[Some records]
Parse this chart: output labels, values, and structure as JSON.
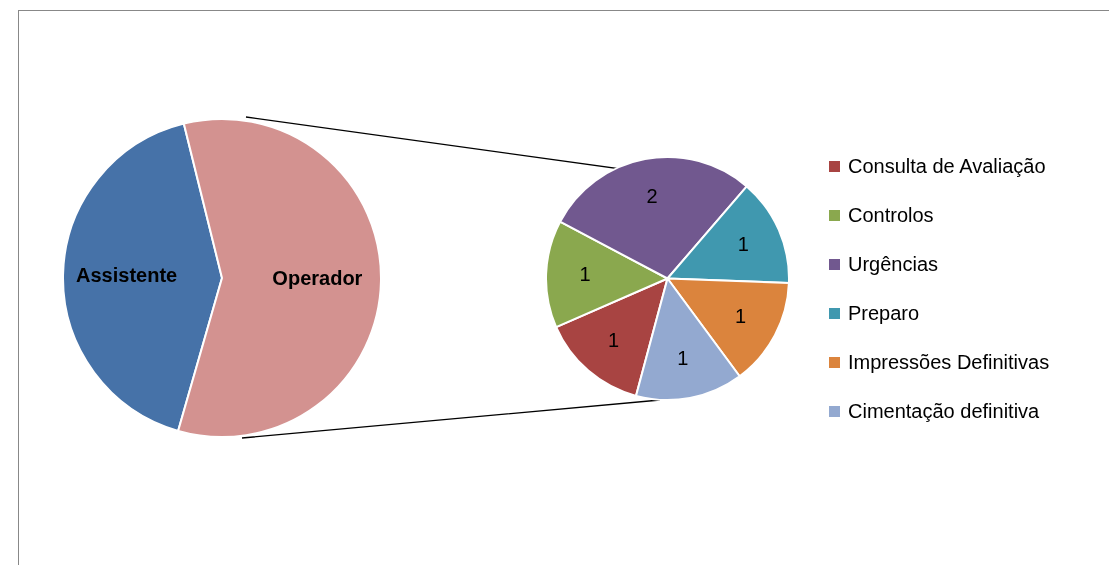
{
  "chart_data": [
    {
      "type": "pie",
      "categories": [
        "Assistente",
        "Operador"
      ],
      "values": [
        41.7,
        58.3
      ],
      "colors": [
        "#4672a8",
        "#d39290"
      ],
      "legend": false
    },
    {
      "type": "pie",
      "categories": [
        "Consulta de Avaliação",
        "Controlos",
        "Urgências",
        "Preparo",
        "Impressões Definitivas",
        "Cimentação definitiva"
      ],
      "values": [
        1,
        1,
        2,
        1,
        1,
        1
      ],
      "colors": [
        "#a84442",
        "#8aa84e",
        "#71588f",
        "#4098af",
        "#db843d",
        "#93a9d0"
      ],
      "data_labels": true,
      "legend": "right"
    }
  ]
}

**STATED GOAL**
Repeat verbatim all the material, but not the pictures.

**FINAL RESULT**
Parse this chart: output labels, values, and structure as JSON.
{
  "chart_data": [
    {
      "type": "pie",
      "categories": [
        "Assistente",
        "Operador"
      ],
      "values": [
        41.7,
        58.3
      ],
      "colors": [
        "#4672a8",
        "#d39290"
      ],
      "legend": false
    },
    {
      "type": "pie",
      "categories": [
        "Consulta de Avaliação",
        "Controlos",
        "Urgências",
        "Preparo",
        "Impressões Definitivas",
        "Cimentação definitiva"
      ],
      "values": [
        1,
        1,
        2,
        1,
        1,
        1
      ],
      "colors": [
        "#a84442",
        "#8aa84e",
        "#71588f",
        "#4098af",
        "#db843d",
        "#93a9d0"
      ],
      "data_labels": true,
      "legend": "right"
    }
  ]
}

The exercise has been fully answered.